Instructions to follow = Each line of the listing must be transcribed exactly, except for the images, which should be excluded.

Data for processing =
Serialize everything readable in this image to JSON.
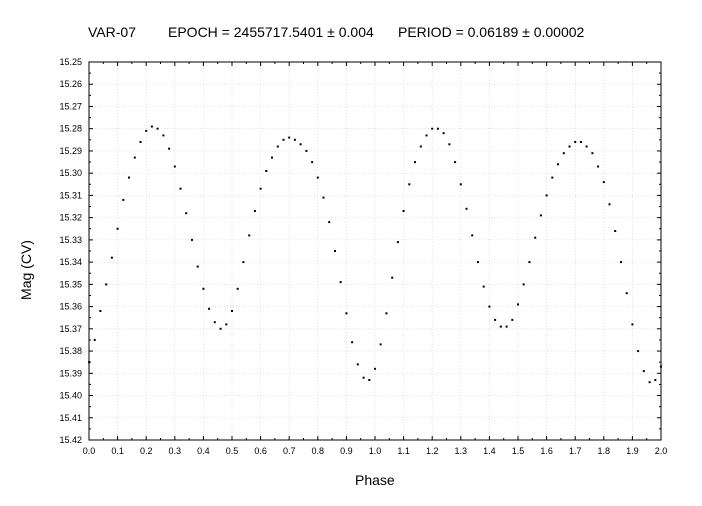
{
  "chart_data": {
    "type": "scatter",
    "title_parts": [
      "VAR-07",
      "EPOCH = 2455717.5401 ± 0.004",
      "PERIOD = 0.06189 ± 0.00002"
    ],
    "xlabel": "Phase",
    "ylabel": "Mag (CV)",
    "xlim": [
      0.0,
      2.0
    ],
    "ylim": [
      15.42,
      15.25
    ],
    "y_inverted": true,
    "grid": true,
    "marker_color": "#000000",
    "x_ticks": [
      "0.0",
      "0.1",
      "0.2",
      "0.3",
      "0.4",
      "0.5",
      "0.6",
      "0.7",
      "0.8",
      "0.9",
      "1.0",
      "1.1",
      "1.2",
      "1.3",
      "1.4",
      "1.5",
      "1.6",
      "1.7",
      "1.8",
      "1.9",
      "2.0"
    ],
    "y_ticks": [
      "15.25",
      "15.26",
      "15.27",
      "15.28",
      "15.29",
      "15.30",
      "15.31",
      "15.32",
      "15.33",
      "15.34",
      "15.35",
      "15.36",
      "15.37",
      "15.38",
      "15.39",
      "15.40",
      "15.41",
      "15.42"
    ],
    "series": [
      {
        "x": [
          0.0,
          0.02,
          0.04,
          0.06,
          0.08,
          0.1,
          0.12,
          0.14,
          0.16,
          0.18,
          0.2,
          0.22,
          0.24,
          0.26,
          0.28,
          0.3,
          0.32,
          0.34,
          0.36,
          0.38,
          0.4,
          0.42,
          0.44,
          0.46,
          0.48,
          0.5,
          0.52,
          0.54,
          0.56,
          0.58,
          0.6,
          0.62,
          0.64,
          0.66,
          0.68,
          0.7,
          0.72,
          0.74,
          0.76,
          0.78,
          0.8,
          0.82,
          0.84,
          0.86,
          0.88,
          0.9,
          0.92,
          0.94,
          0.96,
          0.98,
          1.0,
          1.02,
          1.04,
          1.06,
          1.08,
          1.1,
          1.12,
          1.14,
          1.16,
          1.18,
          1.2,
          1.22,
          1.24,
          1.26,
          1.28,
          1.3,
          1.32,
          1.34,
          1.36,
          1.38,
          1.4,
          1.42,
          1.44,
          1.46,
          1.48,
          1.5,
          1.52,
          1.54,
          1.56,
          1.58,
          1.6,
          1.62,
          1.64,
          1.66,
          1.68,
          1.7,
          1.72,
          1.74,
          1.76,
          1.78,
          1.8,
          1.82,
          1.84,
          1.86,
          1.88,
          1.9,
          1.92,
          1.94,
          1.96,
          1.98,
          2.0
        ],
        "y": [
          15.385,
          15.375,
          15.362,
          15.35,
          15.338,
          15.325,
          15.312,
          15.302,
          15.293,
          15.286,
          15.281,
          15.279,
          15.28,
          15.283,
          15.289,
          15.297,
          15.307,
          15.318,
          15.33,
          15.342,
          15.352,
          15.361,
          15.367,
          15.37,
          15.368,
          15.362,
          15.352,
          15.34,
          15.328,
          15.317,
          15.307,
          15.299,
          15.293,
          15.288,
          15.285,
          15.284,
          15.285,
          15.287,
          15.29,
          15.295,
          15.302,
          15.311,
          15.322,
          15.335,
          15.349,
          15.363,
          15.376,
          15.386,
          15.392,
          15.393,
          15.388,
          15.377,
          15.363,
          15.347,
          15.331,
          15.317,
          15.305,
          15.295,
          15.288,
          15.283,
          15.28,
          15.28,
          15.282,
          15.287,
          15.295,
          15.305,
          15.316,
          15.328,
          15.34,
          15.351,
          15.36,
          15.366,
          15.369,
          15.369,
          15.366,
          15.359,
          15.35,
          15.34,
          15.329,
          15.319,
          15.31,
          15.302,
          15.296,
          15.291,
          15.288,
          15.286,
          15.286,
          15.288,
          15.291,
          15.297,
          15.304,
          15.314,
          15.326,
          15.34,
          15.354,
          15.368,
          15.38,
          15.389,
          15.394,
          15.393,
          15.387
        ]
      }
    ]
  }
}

Task solution =
Serialize everything readable in this image to JSON.
{
  "chart_data": {
    "type": "scatter",
    "title_parts": [
      "VAR-07",
      "EPOCH = 2455717.5401 ± 0.004",
      "PERIOD = 0.06189 ± 0.00002"
    ],
    "xlabel": "Phase",
    "ylabel": "Mag (CV)",
    "xlim": [
      0.0,
      2.0
    ],
    "ylim": [
      15.42,
      15.25
    ],
    "y_inverted": true,
    "grid": true,
    "marker_color": "#000000",
    "x_ticks": [
      "0.0",
      "0.1",
      "0.2",
      "0.3",
      "0.4",
      "0.5",
      "0.6",
      "0.7",
      "0.8",
      "0.9",
      "1.0",
      "1.1",
      "1.2",
      "1.3",
      "1.4",
      "1.5",
      "1.6",
      "1.7",
      "1.8",
      "1.9",
      "2.0"
    ],
    "y_ticks": [
      "15.25",
      "15.26",
      "15.27",
      "15.28",
      "15.29",
      "15.30",
      "15.31",
      "15.32",
      "15.33",
      "15.34",
      "15.35",
      "15.36",
      "15.37",
      "15.38",
      "15.39",
      "15.40",
      "15.41",
      "15.42"
    ],
    "series": [
      {
        "x": [
          0.0,
          0.02,
          0.04,
          0.06,
          0.08,
          0.1,
          0.12,
          0.14,
          0.16,
          0.18,
          0.2,
          0.22,
          0.24,
          0.26,
          0.28,
          0.3,
          0.32,
          0.34,
          0.36,
          0.38,
          0.4,
          0.42,
          0.44,
          0.46,
          0.48,
          0.5,
          0.52,
          0.54,
          0.56,
          0.58,
          0.6,
          0.62,
          0.64,
          0.66,
          0.68,
          0.7,
          0.72,
          0.74,
          0.76,
          0.78,
          0.8,
          0.82,
          0.84,
          0.86,
          0.88,
          0.9,
          0.92,
          0.94,
          0.96,
          0.98,
          1.0,
          1.02,
          1.04,
          1.06,
          1.08,
          1.1,
          1.12,
          1.14,
          1.16,
          1.18,
          1.2,
          1.22,
          1.24,
          1.26,
          1.28,
          1.3,
          1.32,
          1.34,
          1.36,
          1.38,
          1.4,
          1.42,
          1.44,
          1.46,
          1.48,
          1.5,
          1.52,
          1.54,
          1.56,
          1.58,
          1.6,
          1.62,
          1.64,
          1.66,
          1.68,
          1.7,
          1.72,
          1.74,
          1.76,
          1.78,
          1.8,
          1.82,
          1.84,
          1.86,
          1.88,
          1.9,
          1.92,
          1.94,
          1.96,
          1.98,
          2.0
        ],
        "y": [
          15.385,
          15.375,
          15.362,
          15.35,
          15.338,
          15.325,
          15.312,
          15.302,
          15.293,
          15.286,
          15.281,
          15.279,
          15.28,
          15.283,
          15.289,
          15.297,
          15.307,
          15.318,
          15.33,
          15.342,
          15.352,
          15.361,
          15.367,
          15.37,
          15.368,
          15.362,
          15.352,
          15.34,
          15.328,
          15.317,
          15.307,
          15.299,
          15.293,
          15.288,
          15.285,
          15.284,
          15.285,
          15.287,
          15.29,
          15.295,
          15.302,
          15.311,
          15.322,
          15.335,
          15.349,
          15.363,
          15.376,
          15.386,
          15.392,
          15.393,
          15.388,
          15.377,
          15.363,
          15.347,
          15.331,
          15.317,
          15.305,
          15.295,
          15.288,
          15.283,
          15.28,
          15.28,
          15.282,
          15.287,
          15.295,
          15.305,
          15.316,
          15.328,
          15.34,
          15.351,
          15.36,
          15.366,
          15.369,
          15.369,
          15.366,
          15.359,
          15.35,
          15.34,
          15.329,
          15.319,
          15.31,
          15.302,
          15.296,
          15.291,
          15.288,
          15.286,
          15.286,
          15.288,
          15.291,
          15.297,
          15.304,
          15.314,
          15.326,
          15.34,
          15.354,
          15.368,
          15.38,
          15.389,
          15.394,
          15.393,
          15.387
        ]
      }
    ]
  }
}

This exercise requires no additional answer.